╭─ Supplied data

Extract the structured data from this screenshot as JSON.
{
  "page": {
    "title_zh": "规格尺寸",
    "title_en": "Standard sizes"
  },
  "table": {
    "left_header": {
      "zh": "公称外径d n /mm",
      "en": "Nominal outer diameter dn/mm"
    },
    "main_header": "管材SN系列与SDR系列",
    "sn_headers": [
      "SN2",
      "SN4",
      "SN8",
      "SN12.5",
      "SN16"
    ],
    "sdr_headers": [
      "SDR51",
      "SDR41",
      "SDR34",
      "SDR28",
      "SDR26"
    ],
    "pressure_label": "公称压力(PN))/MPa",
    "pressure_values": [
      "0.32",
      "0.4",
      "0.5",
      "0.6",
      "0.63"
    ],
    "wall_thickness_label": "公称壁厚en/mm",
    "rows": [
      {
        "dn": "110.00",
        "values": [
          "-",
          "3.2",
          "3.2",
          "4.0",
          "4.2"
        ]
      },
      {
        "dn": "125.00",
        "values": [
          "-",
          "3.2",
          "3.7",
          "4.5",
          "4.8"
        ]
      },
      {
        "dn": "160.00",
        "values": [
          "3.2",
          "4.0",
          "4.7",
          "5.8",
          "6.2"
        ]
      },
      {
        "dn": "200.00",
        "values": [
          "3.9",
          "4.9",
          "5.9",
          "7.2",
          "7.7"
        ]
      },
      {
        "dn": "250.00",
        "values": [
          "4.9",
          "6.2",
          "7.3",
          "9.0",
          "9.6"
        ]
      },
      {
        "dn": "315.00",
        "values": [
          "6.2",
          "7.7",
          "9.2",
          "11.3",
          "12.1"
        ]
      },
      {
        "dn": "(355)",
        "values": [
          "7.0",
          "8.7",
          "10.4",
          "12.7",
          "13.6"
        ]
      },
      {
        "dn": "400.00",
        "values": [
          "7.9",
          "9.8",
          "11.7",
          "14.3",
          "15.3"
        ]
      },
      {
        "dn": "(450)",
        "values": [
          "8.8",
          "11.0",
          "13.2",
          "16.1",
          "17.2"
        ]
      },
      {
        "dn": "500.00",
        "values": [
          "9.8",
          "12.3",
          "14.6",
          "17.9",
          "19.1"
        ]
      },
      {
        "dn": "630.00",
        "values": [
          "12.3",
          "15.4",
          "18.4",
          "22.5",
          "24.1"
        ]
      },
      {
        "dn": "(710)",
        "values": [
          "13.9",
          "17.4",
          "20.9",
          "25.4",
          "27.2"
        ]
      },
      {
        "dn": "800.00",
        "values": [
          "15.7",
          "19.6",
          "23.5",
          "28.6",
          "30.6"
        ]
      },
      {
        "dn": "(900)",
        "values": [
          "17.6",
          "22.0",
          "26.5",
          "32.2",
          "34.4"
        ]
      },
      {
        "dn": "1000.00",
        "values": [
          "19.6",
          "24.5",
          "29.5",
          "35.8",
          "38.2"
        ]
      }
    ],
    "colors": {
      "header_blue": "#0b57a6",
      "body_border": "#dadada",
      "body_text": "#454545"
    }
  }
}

╰─
╭─ Supplied data

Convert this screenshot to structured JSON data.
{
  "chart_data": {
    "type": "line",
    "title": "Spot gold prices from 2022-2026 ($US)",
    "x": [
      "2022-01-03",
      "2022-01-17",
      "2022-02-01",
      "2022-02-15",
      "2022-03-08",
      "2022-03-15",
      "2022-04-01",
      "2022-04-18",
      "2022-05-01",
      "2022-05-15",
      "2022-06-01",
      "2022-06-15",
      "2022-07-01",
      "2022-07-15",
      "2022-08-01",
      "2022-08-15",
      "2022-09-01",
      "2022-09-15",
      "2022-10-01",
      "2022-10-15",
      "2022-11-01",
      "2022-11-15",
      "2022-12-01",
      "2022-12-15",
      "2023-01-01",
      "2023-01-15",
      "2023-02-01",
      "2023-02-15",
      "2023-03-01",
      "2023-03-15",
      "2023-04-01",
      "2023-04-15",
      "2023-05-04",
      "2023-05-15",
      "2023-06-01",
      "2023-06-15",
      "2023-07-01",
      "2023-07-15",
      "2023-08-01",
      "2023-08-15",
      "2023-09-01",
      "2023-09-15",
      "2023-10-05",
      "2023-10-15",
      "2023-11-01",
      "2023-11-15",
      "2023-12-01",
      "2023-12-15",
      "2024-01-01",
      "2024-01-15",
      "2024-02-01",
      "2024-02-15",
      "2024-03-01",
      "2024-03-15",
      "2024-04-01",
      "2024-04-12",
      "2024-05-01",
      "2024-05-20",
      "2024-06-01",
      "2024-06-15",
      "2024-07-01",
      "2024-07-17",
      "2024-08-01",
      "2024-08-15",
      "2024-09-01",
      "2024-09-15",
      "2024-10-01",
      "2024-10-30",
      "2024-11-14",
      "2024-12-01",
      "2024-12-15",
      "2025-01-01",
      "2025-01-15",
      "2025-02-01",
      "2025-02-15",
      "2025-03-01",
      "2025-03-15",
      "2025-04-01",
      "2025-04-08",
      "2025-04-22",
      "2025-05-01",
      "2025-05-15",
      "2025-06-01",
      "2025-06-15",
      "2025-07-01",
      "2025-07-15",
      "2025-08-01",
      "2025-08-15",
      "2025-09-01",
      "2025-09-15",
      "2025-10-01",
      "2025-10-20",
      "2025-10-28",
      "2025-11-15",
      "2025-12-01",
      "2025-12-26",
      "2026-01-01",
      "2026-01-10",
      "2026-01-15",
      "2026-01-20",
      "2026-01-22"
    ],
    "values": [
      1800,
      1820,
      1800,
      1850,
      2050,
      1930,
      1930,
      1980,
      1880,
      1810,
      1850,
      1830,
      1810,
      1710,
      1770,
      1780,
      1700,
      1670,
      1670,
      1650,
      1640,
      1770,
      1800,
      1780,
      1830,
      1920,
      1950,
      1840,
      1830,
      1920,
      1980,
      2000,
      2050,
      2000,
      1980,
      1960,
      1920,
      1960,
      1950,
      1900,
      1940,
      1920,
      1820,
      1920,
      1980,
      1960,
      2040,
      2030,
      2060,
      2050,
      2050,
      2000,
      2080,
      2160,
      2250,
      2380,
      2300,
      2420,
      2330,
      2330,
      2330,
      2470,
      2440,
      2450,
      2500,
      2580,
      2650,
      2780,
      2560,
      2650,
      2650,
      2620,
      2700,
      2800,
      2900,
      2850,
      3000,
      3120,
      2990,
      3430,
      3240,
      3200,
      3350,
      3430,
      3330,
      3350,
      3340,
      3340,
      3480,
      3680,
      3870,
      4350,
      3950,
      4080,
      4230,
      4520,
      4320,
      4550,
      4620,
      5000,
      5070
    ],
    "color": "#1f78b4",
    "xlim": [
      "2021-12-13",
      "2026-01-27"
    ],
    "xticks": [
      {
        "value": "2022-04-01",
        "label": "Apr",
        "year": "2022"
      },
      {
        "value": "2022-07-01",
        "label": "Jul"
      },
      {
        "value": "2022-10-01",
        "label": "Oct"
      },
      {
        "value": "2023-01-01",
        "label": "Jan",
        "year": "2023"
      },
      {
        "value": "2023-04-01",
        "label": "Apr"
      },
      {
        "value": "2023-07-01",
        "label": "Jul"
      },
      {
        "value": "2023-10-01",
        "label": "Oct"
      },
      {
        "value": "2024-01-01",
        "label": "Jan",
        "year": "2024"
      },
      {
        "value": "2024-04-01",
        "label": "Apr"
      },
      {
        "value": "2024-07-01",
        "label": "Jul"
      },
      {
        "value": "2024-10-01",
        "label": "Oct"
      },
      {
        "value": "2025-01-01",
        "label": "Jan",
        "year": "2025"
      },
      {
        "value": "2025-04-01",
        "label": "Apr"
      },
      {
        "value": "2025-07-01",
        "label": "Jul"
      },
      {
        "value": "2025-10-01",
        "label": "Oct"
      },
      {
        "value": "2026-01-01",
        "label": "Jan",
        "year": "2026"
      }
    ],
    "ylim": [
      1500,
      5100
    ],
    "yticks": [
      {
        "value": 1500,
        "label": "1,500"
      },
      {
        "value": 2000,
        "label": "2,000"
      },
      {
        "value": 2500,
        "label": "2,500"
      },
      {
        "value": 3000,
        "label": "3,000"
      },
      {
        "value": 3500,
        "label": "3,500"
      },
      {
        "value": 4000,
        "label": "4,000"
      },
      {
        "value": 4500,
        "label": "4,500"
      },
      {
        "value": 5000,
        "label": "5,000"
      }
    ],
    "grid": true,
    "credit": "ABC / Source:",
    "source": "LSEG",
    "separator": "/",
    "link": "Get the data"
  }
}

╰─
╭─ Supplied data

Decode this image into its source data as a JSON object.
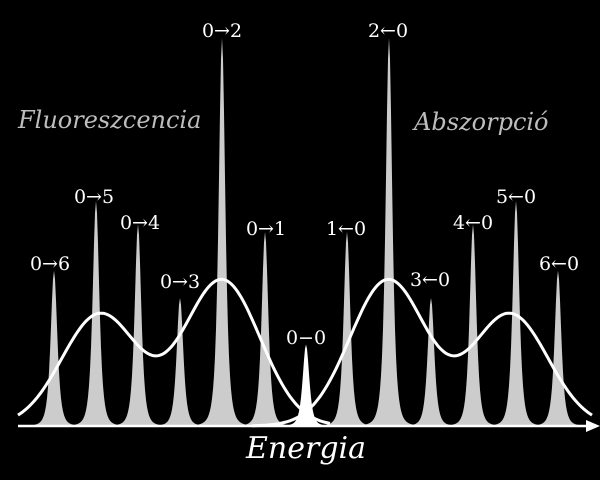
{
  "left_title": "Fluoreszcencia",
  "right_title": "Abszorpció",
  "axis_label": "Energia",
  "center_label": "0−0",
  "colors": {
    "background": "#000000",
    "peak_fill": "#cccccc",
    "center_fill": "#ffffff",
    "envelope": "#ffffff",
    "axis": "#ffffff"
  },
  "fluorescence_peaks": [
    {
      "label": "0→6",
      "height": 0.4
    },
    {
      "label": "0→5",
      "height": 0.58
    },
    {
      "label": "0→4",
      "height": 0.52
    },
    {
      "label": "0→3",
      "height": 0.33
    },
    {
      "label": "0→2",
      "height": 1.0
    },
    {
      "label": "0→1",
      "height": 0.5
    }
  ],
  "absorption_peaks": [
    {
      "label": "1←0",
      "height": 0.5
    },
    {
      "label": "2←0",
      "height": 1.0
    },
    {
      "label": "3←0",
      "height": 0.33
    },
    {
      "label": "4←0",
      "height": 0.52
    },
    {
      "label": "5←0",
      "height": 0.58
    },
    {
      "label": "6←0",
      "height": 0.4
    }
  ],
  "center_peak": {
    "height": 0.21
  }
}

╰─

**Do this**
Looking at the records above, work out how many lines include the string "ffffff". Give the number and nothing else.

**The solution**
3